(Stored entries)
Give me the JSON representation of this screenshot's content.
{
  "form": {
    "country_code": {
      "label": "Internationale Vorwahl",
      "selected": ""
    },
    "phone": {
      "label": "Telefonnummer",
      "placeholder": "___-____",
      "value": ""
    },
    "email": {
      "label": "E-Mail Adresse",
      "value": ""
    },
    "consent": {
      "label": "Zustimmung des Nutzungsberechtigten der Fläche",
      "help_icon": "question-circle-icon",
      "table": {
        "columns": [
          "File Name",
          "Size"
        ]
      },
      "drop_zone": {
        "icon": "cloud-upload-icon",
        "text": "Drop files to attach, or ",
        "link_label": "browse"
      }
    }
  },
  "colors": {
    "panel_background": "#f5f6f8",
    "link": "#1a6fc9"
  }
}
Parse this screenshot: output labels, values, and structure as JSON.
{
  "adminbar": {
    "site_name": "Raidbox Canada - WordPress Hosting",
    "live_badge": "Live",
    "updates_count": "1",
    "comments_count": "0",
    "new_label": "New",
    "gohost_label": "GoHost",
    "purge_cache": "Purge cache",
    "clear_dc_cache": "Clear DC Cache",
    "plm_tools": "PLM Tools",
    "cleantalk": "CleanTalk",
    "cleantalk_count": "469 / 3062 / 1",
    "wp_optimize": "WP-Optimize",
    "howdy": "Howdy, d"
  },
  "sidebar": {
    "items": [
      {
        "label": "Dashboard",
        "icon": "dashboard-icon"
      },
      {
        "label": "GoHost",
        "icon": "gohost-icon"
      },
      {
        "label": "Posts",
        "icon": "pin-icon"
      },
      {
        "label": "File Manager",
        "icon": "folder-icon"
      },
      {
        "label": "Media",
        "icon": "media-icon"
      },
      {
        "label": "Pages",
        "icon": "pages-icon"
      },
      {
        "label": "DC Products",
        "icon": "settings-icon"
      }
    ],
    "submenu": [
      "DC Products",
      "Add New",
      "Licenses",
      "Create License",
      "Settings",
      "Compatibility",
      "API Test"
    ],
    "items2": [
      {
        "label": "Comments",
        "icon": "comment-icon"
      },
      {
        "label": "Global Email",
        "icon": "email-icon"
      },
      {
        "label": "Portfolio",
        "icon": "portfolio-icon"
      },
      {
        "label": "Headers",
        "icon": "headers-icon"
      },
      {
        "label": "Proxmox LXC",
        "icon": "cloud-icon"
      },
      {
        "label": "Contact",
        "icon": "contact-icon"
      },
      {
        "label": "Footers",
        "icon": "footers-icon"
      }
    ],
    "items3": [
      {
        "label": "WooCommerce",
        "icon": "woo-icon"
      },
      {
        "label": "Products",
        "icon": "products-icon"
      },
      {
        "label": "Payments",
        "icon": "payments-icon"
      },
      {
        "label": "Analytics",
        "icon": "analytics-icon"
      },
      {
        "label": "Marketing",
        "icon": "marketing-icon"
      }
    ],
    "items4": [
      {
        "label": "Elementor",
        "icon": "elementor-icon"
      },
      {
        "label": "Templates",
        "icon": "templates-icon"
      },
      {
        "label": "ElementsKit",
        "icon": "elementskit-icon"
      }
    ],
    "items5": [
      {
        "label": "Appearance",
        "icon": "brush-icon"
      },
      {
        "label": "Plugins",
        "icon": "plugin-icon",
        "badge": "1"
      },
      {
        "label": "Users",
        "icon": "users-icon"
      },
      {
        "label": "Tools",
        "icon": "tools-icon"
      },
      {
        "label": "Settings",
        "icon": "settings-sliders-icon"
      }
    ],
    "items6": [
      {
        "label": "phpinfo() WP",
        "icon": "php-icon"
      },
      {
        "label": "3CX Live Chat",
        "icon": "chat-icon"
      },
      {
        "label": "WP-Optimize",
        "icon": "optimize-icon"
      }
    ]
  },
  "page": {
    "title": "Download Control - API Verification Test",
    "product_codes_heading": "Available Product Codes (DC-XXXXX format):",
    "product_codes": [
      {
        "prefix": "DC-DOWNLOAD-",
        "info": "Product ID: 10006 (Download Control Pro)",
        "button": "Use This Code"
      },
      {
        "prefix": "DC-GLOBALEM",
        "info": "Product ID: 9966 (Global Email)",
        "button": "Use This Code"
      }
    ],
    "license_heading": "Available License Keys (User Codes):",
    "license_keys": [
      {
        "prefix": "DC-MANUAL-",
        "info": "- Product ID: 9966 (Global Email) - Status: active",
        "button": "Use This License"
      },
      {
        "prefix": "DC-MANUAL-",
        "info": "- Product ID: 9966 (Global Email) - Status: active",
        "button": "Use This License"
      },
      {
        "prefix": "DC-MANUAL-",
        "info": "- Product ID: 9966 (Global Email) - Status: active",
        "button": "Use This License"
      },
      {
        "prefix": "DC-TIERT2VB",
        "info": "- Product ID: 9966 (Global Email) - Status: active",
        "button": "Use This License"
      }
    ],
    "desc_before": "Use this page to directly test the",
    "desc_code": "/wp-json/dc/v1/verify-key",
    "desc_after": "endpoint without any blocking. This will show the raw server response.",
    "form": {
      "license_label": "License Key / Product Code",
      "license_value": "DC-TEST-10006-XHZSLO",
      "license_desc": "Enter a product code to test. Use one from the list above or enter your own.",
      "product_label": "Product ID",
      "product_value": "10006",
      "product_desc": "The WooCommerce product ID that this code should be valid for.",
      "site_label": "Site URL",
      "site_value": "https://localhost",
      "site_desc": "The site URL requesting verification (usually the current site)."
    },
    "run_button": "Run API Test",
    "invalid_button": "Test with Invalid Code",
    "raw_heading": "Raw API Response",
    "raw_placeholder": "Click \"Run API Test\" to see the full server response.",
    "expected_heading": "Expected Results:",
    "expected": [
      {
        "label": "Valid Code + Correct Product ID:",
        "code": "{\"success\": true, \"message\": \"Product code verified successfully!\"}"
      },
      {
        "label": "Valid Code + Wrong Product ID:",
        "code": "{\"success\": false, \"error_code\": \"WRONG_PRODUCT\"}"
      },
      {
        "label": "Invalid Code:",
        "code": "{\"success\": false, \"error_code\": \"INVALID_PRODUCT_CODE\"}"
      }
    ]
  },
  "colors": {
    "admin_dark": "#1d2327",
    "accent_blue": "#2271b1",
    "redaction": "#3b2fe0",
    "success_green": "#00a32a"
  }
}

■ Problem ■
Extract the data exactly as given.

■ Solved problem ■
Give me the JSON representation of this screenshot's content.
{
  "form": {
    "country_code": {
      "label": "Internationale Vorwahl",
      "selected": ""
    },
    "phone": {
      "label": "Telefonnummer",
      "placeholder": "___-____",
      "value": ""
    },
    "email": {
      "label": "E-Mail Adresse",
      "value": ""
    },
    "consent": {
      "label": "Zustimmung des Nutzungsberechtigten der Fläche",
      "help_icon": "question-circle-icon",
      "table": {
        "columns": [
          "File Name",
          "Size"
        ]
      },
      "drop_zone": {
        "icon": "cloud-upload-icon",
        "text": "Drop files to attach, or ",
        "link_label": "browse"
      }
    }
  },
  "colors": {
    "panel_background": "#f5f6f8",
    "link": "#1a6fc9"
  }
}
Parse this screenshot: output labels, values, and structure as JSON.
{
  "adminbar": {
    "site_name": "Raidbox Canada - WordPress Hosting",
    "live_badge": "Live",
    "updates_count": "1",
    "comments_count": "0",
    "new_label": "New",
    "gohost_label": "GoHost",
    "purge_cache": "Purge cache",
    "clear_dc_cache": "Clear DC Cache",
    "plm_tools": "PLM Tools",
    "cleantalk": "CleanTalk",
    "cleantalk_count": "469 / 3062 / 1",
    "wp_optimize": "WP-Optimize",
    "howdy": "Howdy, d"
  },
  "sidebar": {
    "items": [
      {
        "label": "Dashboard",
        "icon": "dashboard-icon"
      },
      {
        "label": "GoHost",
        "icon": "gohost-icon"
      },
      {
        "label": "Posts",
        "icon": "pin-icon"
      },
      {
        "label": "File Manager",
        "icon": "folder-icon"
      },
      {
        "label": "Media",
        "icon": "media-icon"
      },
      {
        "label": "Pages",
        "icon": "pages-icon"
      },
      {
        "label": "DC Products",
        "icon": "settings-icon"
      }
    ],
    "submenu": [
      "DC Products",
      "Add New",
      "Licenses",
      "Create License",
      "Settings",
      "Compatibility",
      "API Test"
    ],
    "items2": [
      {
        "label": "Comments",
        "icon": "comment-icon"
      },
      {
        "label": "Global Email",
        "icon": "email-icon"
      },
      {
        "label": "Portfolio",
        "icon": "portfolio-icon"
      },
      {
        "label": "Headers",
        "icon": "headers-icon"
      },
      {
        "label": "Proxmox LXC",
        "icon": "cloud-icon"
      },
      {
        "label": "Contact",
        "icon": "contact-icon"
      },
      {
        "label": "Footers",
        "icon": "footers-icon"
      }
    ],
    "items3": [
      {
        "label": "WooCommerce",
        "icon": "woo-icon"
      },
      {
        "label": "Products",
        "icon": "products-icon"
      },
      {
        "label": "Payments",
        "icon": "payments-icon"
      },
      {
        "label": "Analytics",
        "icon": "analytics-icon"
      },
      {
        "label": "Marketing",
        "icon": "marketing-icon"
      }
    ],
    "items4": [
      {
        "label": "Elementor",
        "icon": "elementor-icon"
      },
      {
        "label": "Templates",
        "icon": "templates-icon"
      },
      {
        "label": "ElementsKit",
        "icon": "elementskit-icon"
      }
    ],
    "items5": [
      {
        "label": "Appearance",
        "icon": "brush-icon"
      },
      {
        "label": "Plugins",
        "icon": "plugin-icon",
        "badge": "1"
      },
      {
        "label": "Users",
        "icon": "users-icon"
      },
      {
        "label": "Tools",
        "icon": "tools-icon"
      },
      {
        "label": "Settings",
        "icon": "settings-sliders-icon"
      }
    ],
    "items6": [
      {
        "label": "phpinfo() WP",
        "icon": "php-icon"
      },
      {
        "label": "3CX Live Chat",
        "icon": "chat-icon"
      },
      {
        "label": "WP-Optimize",
        "icon": "optimize-icon"
      }
    ]
  },
  "page": {
    "title": "Download Control - API Verification Test",
    "product_codes_heading": "Available Product Codes (DC-XXXXX format):",
    "product_codes": [
      {
        "prefix": "DC-DOWNLOAD-",
        "info": "Product ID: 10006 (Download Control Pro)",
        "button": "Use This Code"
      },
      {
        "prefix": "DC-GLOBALEM",
        "info": "Product ID: 9966 (Global Email)",
        "button": "Use This Code"
      }
    ],
    "license_heading": "Available License Keys (User Codes):",
    "license_keys": [
      {
        "prefix": "DC-MANUAL-",
        "info": "- Product ID: 9966 (Global Email) - Status: active",
        "button": "Use This License"
      },
      {
        "prefix": "DC-MANUAL-",
        "info": "- Product ID: 9966 (Global Email) - Status: active",
        "button": "Use This License"
      },
      {
        "prefix": "DC-MANUAL-",
        "info": "- Product ID: 9966 (Global Email) - Status: active",
        "button": "Use This License"
      },
      {
        "prefix": "DC-TIERT2VB",
        "info": "- Product ID: 9966 (Global Email) - Status: active",
        "button": "Use This License"
      }
    ],
    "desc_before": "Use this page to directly test the",
    "desc_code": "/wp-json/dc/v1/verify-key",
    "desc_after": "endpoint without any blocking. This will show the raw server response.",
    "form": {
      "license_label": "License Key / Product Code",
      "license_value": "DC-TEST-10006-XHZSLO",
      "license_desc": "Enter a product code to test. Use one from the list above or enter your own.",
      "product_label": "Product ID",
      "product_value": "10006",
      "product_desc": "The WooCommerce product ID that this code should be valid for.",
      "site_label": "Site URL",
      "site_value": "https://localhost",
      "site_desc": "The site URL requesting verification (usually the current site)."
    },
    "run_button": "Run API Test",
    "invalid_button": "Test with Invalid Code",
    "raw_heading": "Raw API Response",
    "raw_placeholder": "Click \"Run API Test\" to see the full server response.",
    "expected_heading": "Expected Results:",
    "expected": [
      {
        "label": "Valid Code + Correct Product ID:",
        "code": "{\"success\": true, \"message\": \"Product code verified successfully!\"}"
      },
      {
        "label": "Valid Code + Wrong Product ID:",
        "code": "{\"success\": false, \"error_code\": \"WRONG_PRODUCT\"}"
      },
      {
        "label": "Invalid Code:",
        "code": "{\"success\": false, \"error_code\": \"INVALID_PRODUCT_CODE\"}"
      }
    ]
  },
  "colors": {
    "admin_dark": "#1d2327",
    "accent_blue": "#2271b1",
    "redaction": "#3b2fe0",
    "success_green": "#00a32a"
  }
}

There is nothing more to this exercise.